*EXERCISE PROMPT*
Below are some records; repeat them all exactly, minus the pictures.

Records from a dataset
----

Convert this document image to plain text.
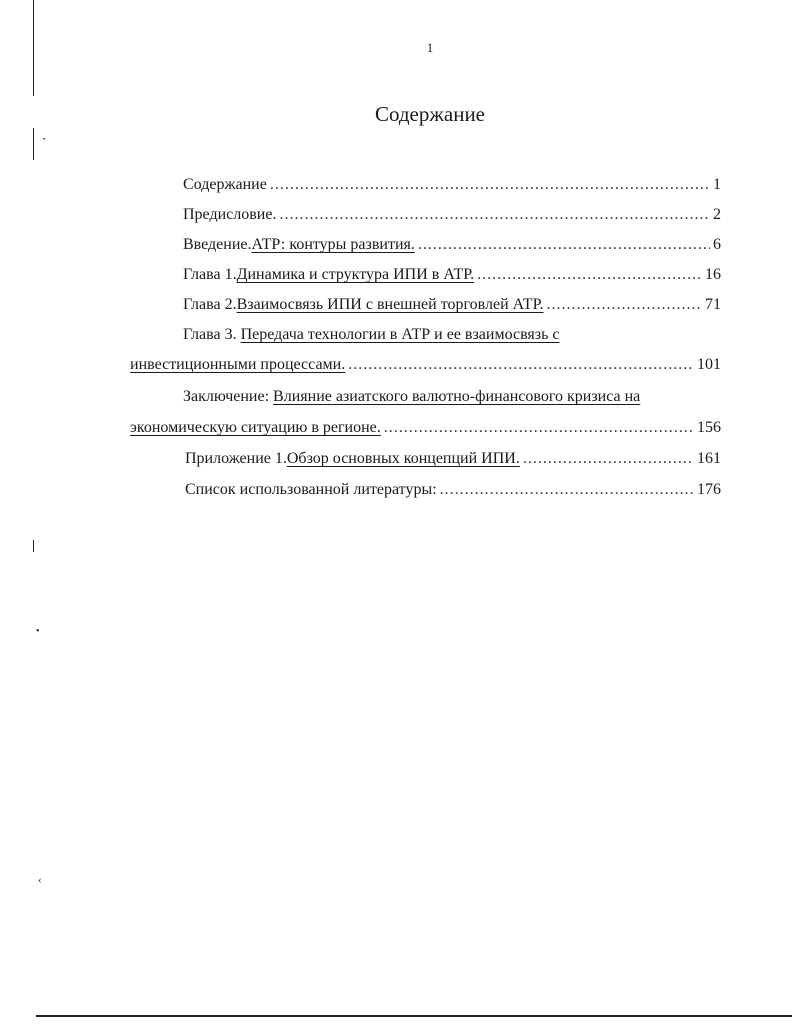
ˏ
•
‹
1
Содержание
Содержание .....	1
Предисловие. .....	2
Введение. АТР: контуры развития. .....	6
Глава 1. Динамика и структура ИПИ в АТР. .....	16
Глава 2. Взаимосвязь ИПИ с внешней торговлей АТР. .....	71
Глава 3. Передача технологии в АТР и ее взаимосвязь с
инвестиционными процессами. .....	101
Заключение: Влияние азиатского валютно-финансового кризиса на
экономическую ситуацию в регионе. .....	156
Приложение 1. Обзор основных концепций ИПИ. .....	161
Список использованной литературы: .....	176
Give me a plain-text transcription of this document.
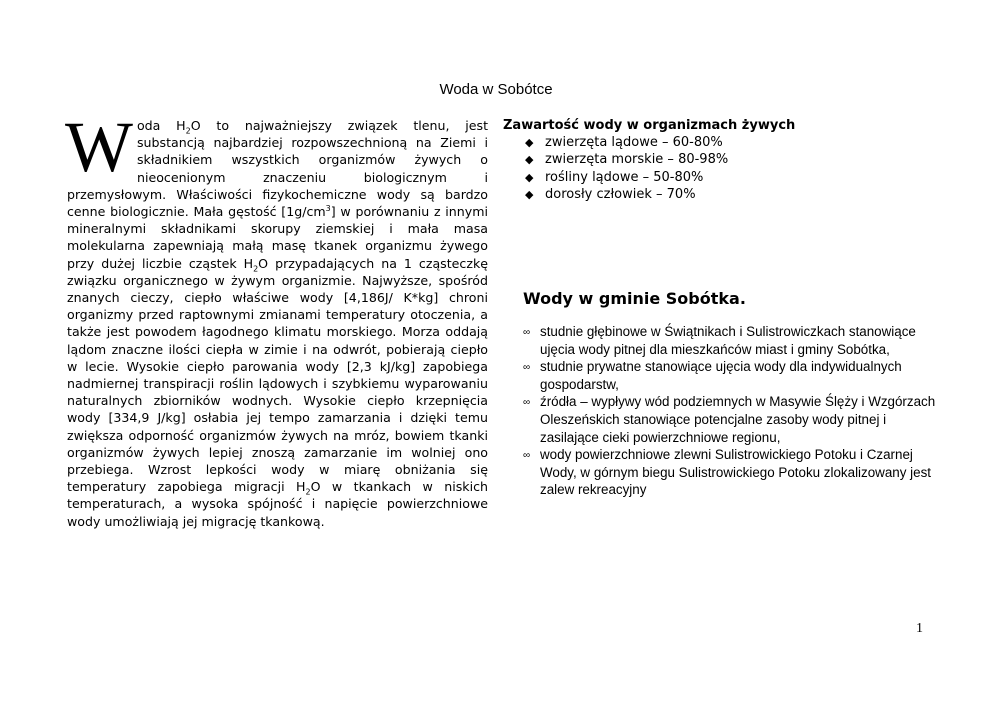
Woda w Sobótce
W oda $H_2O$ to najważniejszy związek tlenu, jest substancją najbardziej rozpowszechnioną na Ziemi i składnikiem wszystkich organizmów żywych o nieocenionym znaczeniu biologicznym i przemysłowym. Właściwości fizykochemiczne wody są bardzo cenne biologicznie. Mała gęstość $[1g/cm^3]$ w porównaniu z innymi mineralnymi składnikami skorupy ziemskiej i mała masa molekularna zapewniają małą masę tkanek organizmu żywego przy dużej liczbie cząstek $H_2O$ przypadających na 1 cząsteczkę związku organicznego w żywym organizmie. Najwyższe, spośród znanych cieczy, ciepło właściwe wody [4,186J/ K*kg] chroni organizmy przed raptownymi zmianami temperatury otoczenia, a także jest powodem łagodnego klimatu morskiego. Morza oddają lądom znaczne ilości ciepła w zimie i na odwrót, pobierają ciepło w lecie. Wysokie ciepło parowania wody [2,3 kJ/kg] zapobiega nadmiernej transpiracji roślin lądowych i szybkiemu wyparowaniu naturalnych zbiorników wodnych. Wysokie ciepło krzepnięcia wody [334,9 J/kg] osłabia jej tempo zamarzania i dzięki temu zwiększa odporność organizmów żywych na mróz, bowiem tkanki organizmów żywych lepiej znoszą zamarzanie im wolniej ono przebiega. Wzrost lepkości wody w miarę obniżania się temperatury zapobiega migracji $H_2O$ w tkankach w niskich temperaturach, a wysoka spójność i napięcie powierzchniowe wody umożliwiają jej migrację tkankową.

Zawartość wody w organizmach żywych
◆ zwierzęta lądowe – 60-80%
◆ zwierzęta morskie – 80-98%
◆ rośliny lądowe – 50-80%
◆ dorosły człowiek – 70%
Wody w gminie Sobótka.
∞ studnie głębinowe w Świątnikach i Sulistrowiczkach stanowiące ujęcia wody pitnej dla mieszkańców miast i gminy Sobótka,
∞ studnie prywatne stanowiące ujęcia wody dla indywidualnych gospodarstw,
∞ źródła – wypływy wód podziemnych w Masywie Ślęży i Wzgórzach Oleszeńskich stanowiące potencjalne zasoby wody pitnej i zasilające cieki powierzchniowe regionu,
∞ wody powierzchniowe zlewni Sulistrowickiego Potoku i Czarnej Wody, w górnym biegu Sulistrowickiego Potoku zlokalizowany jest zalew rekreacyjny
1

----

*RESULT BELOW*
Convert this document image to plain text.
ˏ
•
‹
1
Содержание
Содержание .....	1
Предисловие. .....	2
Введение. АТР: контуры развития. .....	6
Глава 1. Динамика и структура ИПИ в АТР. .....	16
Глава 2. Взаимосвязь ИПИ с внешней торговлей АТР. .....	71
Глава 3. Передача технологии в АТР и ее взаимосвязь с
инвестиционными процессами. .....	101
Заключение: Влияние азиатского валютно-финансового кризиса на
экономическую ситуацию в регионе. .....	156
Приложение 1. Обзор основных концепций ИПИ. .....	161
Список использованной литературы: .....	176
Give me a plain-text transcription of this document.
Woda w Sobótce
W oda $H_2O$ to najważniejszy związek tlenu, jest substancją najbardziej rozpowszechnioną na Ziemi i składnikiem wszystkich organizmów żywych o nieocenionym znaczeniu biologicznym i przemysłowym. Właściwości fizykochemiczne wody są bardzo cenne biologicznie. Mała gęstość $[1g/cm^3]$ w porównaniu z innymi mineralnymi składnikami skorupy ziemskiej i mała masa molekularna zapewniają małą masę tkanek organizmu żywego przy dużej liczbie cząstek $H_2O$ przypadających na 1 cząsteczkę związku organicznego w żywym organizmie. Najwyższe, spośród znanych cieczy, ciepło właściwe wody [4,186J/ K*kg] chroni organizmy przed raptownymi zmianami temperatury otoczenia, a także jest powodem łagodnego klimatu morskiego. Morza oddają lądom znaczne ilości ciepła w zimie i na odwrót, pobierają ciepło w lecie. Wysokie ciepło parowania wody [2,3 kJ/kg] zapobiega nadmiernej transpiracji roślin lądowych i szybkiemu wyparowaniu naturalnych zbiorników wodnych. Wysokie ciepło krzepnięcia wody [334,9 J/kg] osłabia jej tempo zamarzania i dzięki temu zwiększa odporność organizmów żywych na mróz, bowiem tkanki organizmów żywych lepiej znoszą zamarzanie im wolniej ono przebiega. Wzrost lepkości wody w miarę obniżania się temperatury zapobiega migracji $H_2O$ w tkankach w niskich temperaturach, a wysoka spójność i napięcie powierzchniowe wody umożliwiają jej migrację tkankową.

Zawartość wody w organizmach żywych
◆ zwierzęta lądowe – 60-80%
◆ zwierzęta morskie – 80-98%
◆ rośliny lądowe – 50-80%
◆ dorosły człowiek – 70%
Wody w gminie Sobótka.
∞ studnie głębinowe w Świątnikach i Sulistrowiczkach stanowiące ujęcia wody pitnej dla mieszkańców miast i gminy Sobótka,
∞ studnie prywatne stanowiące ujęcia wody dla indywidualnych gospodarstw,
∞ źródła – wypływy wód podziemnych w Masywie Ślęży i Wzgórzach Oleszeńskich stanowiące potencjalne zasoby wody pitnej i zasilające cieki powierzchniowe regionu,
∞ wody powierzchniowe zlewni Sulistrowickiego Potoku i Czarnej Wody, w górnym biegu Sulistrowickiego Potoku zlokalizowany jest zalew rekreacyjny
1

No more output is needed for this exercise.